● THE EXERCISE:
Word for word, quote all of the material, omitting the pictures.

* * * * * * * * *

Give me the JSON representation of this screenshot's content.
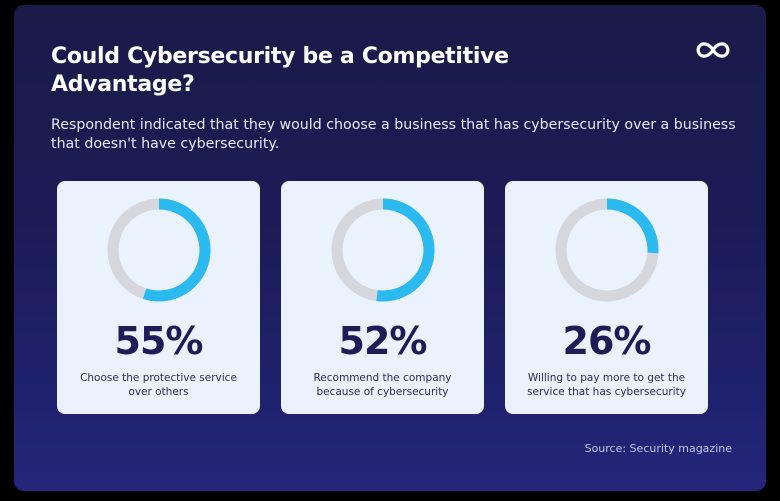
{
  "title": "Could Cybersecurity be a Competitive Advantage?",
  "subtitle": "Respondent indicated that they would choose a business that has cybersecurity over a business that doesn't have cybersecurity.",
  "logo_icon": "infinity-icon",
  "source": "Source: Security magazine",
  "colors": {
    "background": "#1b1c57",
    "card": "#eaf2fd",
    "accent": "#2bbaf0",
    "track": "#d5d7dc",
    "value_text": "#1c1d57"
  },
  "chart_data": {
    "type": "pie",
    "variant": "donut",
    "series": [
      {
        "value": 55,
        "display": "55%",
        "label": "Choose the protective service over others"
      },
      {
        "value": 52,
        "display": "52%",
        "label": "Recommend the company because of cybersecurity"
      },
      {
        "value": 26,
        "display": "26%",
        "label": "Willing to pay more to get the service that has cybersecurity"
      }
    ]
  }
}
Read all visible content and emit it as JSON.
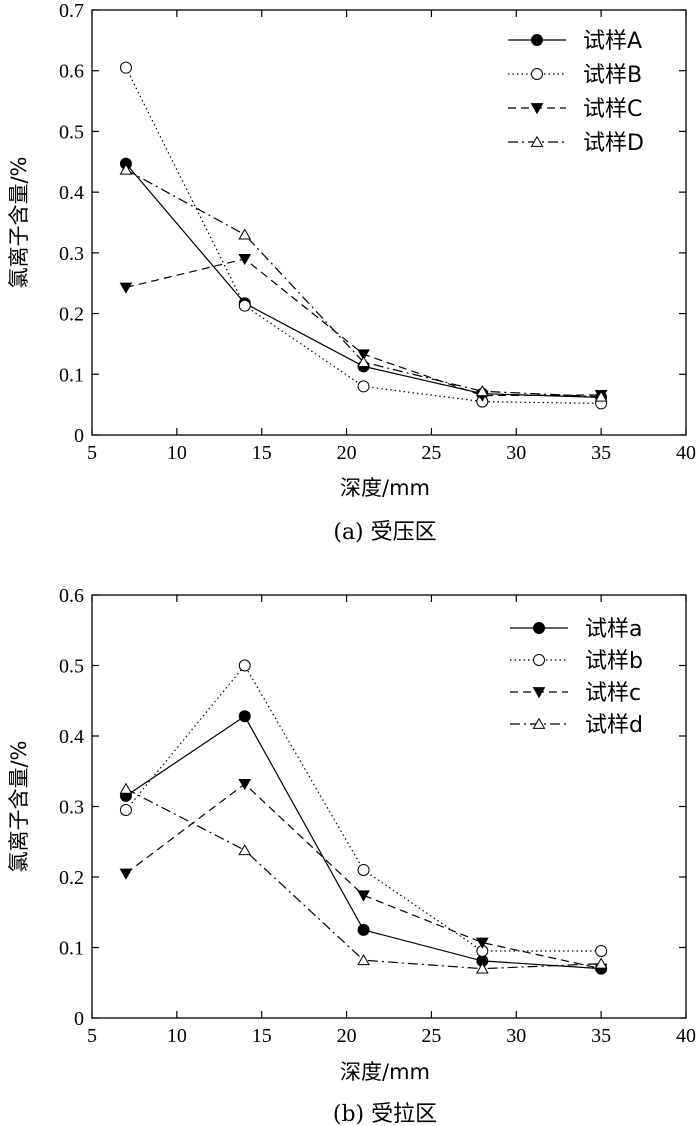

* * * * * * * * *

● FINAL ANSWER:
Give me the JSON representation of this screenshot's content.
{
  "title": "Could Cybersecurity be a Competitive Advantage?",
  "subtitle": "Respondent indicated that they would choose a business that has cybersecurity over a business that doesn't have cybersecurity.",
  "logo_icon": "infinity-icon",
  "source": "Source: Security magazine",
  "colors": {
    "background": "#1b1c57",
    "card": "#eaf2fd",
    "accent": "#2bbaf0",
    "track": "#d5d7dc",
    "value_text": "#1c1d57"
  },
  "chart_data": {
    "type": "pie",
    "variant": "donut",
    "series": [
      {
        "value": 55,
        "display": "55%",
        "label": "Choose the protective service over others"
      },
      {
        "value": 52,
        "display": "52%",
        "label": "Recommend the company because of cybersecurity"
      },
      {
        "value": 26,
        "display": "26%",
        "label": "Willing to pay more to get the service that has cybersecurity"
      }
    ]
  }
}
Read all visible content and emit it as JSON.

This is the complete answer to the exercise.